▶ _Document text_:
:::::

Attributed to its scaling down capability and potential advantage on significantly lowering the power consumption, electrical control of magnetism has been one of the hottest topics in the research of spintronics^[1]. For instances, magnetization reversal by spin transfer and/or spin-orbit torque, and magnetic domain wall motion by spin-polarized current have been extensively studied and proved to be very promising^[1–5]. The ultimate goal of the endeavor is definitely to decrease the switching energy of a single magnetic bit to its theoretical limit, in which controlling the magnetism in nanoscale through applying an electric field is one of the most attractive methods.

:::::

(Annotations of layout elements)
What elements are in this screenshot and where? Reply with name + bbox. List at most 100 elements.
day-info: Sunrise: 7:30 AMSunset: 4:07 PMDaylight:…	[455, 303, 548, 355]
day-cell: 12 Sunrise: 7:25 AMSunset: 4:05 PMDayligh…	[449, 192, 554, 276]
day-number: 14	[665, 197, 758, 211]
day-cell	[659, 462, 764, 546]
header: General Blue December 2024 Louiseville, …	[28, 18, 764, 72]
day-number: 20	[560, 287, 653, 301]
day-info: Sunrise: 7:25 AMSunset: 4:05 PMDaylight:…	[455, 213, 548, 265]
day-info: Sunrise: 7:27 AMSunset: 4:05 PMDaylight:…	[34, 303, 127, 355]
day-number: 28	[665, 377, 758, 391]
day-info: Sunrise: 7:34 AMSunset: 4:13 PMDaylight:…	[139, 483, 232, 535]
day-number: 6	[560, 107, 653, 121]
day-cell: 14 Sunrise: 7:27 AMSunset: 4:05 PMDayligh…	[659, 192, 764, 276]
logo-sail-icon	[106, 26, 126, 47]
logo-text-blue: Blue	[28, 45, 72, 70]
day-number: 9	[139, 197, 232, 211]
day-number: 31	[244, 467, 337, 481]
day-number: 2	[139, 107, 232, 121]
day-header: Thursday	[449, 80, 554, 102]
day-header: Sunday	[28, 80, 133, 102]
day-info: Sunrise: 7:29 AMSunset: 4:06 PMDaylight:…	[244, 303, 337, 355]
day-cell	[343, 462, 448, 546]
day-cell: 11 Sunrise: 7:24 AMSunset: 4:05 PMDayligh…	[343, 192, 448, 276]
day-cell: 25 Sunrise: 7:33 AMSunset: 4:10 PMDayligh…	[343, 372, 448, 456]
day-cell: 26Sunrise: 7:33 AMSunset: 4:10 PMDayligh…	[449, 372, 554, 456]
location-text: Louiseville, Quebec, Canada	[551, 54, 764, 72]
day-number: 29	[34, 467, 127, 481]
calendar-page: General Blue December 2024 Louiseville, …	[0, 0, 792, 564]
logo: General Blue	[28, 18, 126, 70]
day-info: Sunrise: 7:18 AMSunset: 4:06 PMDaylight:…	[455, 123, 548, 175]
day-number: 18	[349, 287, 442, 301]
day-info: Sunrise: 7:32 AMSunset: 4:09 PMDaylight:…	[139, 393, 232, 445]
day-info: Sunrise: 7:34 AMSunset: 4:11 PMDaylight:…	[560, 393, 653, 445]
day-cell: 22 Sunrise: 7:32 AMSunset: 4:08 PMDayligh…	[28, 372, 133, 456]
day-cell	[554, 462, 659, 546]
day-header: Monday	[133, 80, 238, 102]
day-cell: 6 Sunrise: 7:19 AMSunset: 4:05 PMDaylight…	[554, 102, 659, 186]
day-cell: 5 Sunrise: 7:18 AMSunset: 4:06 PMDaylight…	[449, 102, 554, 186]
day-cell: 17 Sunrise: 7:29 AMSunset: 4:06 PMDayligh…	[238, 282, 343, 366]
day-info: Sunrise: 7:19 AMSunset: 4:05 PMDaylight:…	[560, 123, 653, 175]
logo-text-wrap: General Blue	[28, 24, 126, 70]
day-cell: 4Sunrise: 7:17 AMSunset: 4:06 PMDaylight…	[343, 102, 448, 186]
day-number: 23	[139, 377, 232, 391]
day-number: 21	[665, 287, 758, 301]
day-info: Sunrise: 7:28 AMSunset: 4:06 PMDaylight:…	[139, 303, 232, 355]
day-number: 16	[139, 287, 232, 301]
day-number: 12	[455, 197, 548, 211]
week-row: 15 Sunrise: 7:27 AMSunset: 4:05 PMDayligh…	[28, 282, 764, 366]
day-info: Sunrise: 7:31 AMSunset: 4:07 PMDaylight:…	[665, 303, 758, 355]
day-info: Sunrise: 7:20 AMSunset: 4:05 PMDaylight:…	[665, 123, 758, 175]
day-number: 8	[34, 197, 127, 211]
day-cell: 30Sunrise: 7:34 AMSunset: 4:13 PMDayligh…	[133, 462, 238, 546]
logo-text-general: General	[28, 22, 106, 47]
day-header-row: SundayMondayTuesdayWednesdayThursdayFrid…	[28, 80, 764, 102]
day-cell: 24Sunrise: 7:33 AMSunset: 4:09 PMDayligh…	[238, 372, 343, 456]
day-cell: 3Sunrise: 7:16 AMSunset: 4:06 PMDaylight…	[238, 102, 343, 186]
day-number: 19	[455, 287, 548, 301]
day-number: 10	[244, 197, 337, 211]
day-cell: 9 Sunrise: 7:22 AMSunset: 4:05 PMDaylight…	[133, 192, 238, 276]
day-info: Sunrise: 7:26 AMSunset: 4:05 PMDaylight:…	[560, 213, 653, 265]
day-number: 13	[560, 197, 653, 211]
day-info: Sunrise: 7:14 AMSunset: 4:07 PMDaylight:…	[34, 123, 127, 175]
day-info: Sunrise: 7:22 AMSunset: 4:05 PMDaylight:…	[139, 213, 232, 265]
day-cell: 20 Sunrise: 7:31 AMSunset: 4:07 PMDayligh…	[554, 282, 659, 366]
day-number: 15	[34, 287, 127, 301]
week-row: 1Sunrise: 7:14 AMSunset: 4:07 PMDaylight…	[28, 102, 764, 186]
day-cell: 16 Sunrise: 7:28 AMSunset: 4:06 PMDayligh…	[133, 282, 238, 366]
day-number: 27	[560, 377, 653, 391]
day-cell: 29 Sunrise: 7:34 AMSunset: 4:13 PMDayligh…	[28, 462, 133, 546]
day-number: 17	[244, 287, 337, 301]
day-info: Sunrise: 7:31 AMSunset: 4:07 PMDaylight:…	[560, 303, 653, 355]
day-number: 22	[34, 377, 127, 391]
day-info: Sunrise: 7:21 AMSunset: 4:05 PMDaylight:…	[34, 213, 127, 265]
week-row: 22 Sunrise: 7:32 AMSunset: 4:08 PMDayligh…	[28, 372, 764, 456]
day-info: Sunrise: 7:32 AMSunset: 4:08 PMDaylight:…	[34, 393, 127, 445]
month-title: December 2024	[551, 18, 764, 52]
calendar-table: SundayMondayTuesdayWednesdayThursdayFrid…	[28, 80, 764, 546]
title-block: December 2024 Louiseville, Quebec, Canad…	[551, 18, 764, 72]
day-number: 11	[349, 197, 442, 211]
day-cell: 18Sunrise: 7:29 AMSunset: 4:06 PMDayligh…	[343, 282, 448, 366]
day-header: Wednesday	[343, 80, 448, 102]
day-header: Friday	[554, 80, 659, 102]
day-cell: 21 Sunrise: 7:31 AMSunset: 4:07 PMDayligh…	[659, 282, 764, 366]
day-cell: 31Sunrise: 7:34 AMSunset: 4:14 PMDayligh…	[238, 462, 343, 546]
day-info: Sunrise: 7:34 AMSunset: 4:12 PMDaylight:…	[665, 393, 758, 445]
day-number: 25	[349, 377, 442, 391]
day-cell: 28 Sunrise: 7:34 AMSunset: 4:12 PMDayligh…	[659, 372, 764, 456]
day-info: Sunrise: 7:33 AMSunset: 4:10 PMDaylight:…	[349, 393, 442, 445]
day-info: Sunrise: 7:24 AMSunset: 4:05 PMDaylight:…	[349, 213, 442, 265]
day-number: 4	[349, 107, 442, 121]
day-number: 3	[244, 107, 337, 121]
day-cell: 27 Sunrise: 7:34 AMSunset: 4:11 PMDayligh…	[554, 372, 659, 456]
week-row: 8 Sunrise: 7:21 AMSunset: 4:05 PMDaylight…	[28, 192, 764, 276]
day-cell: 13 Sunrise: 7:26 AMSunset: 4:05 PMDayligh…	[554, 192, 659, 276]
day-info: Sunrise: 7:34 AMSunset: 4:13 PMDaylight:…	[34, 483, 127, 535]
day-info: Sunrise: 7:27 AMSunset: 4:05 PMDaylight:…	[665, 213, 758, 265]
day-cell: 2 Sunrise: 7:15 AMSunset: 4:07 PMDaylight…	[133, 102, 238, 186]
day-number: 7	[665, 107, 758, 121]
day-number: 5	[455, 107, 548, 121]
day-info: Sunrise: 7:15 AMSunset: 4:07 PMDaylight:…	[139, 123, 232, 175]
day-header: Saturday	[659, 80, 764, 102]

:::::

▶ _Task description_: Transcribe the passage on electrical control of magnetism, beginning at the words "Attributed to its" and stopping after "most attractive methods.". You will not need the rows to do any of this.

▶ _Result of the task_:
Attributed to its scaling down capability and potential advantage on significantly lowering the power consumption, electrical control of magnetism has been one of the hottest topics in the research of spintronics^[1]. For instances, magnetization reversal by spin transfer and/or spin-orbit torque, and magnetic domain wall motion by spin-polarized current have been extensively studied and proved to be very promising^[1–5]. The ultimate goal of the endeavor is definitely to decrease the switching energy of a single magnetic bit to its theoretical limit, in which controlling the magnetism in nanoscale through applying an electric field is one of the most attractive methods.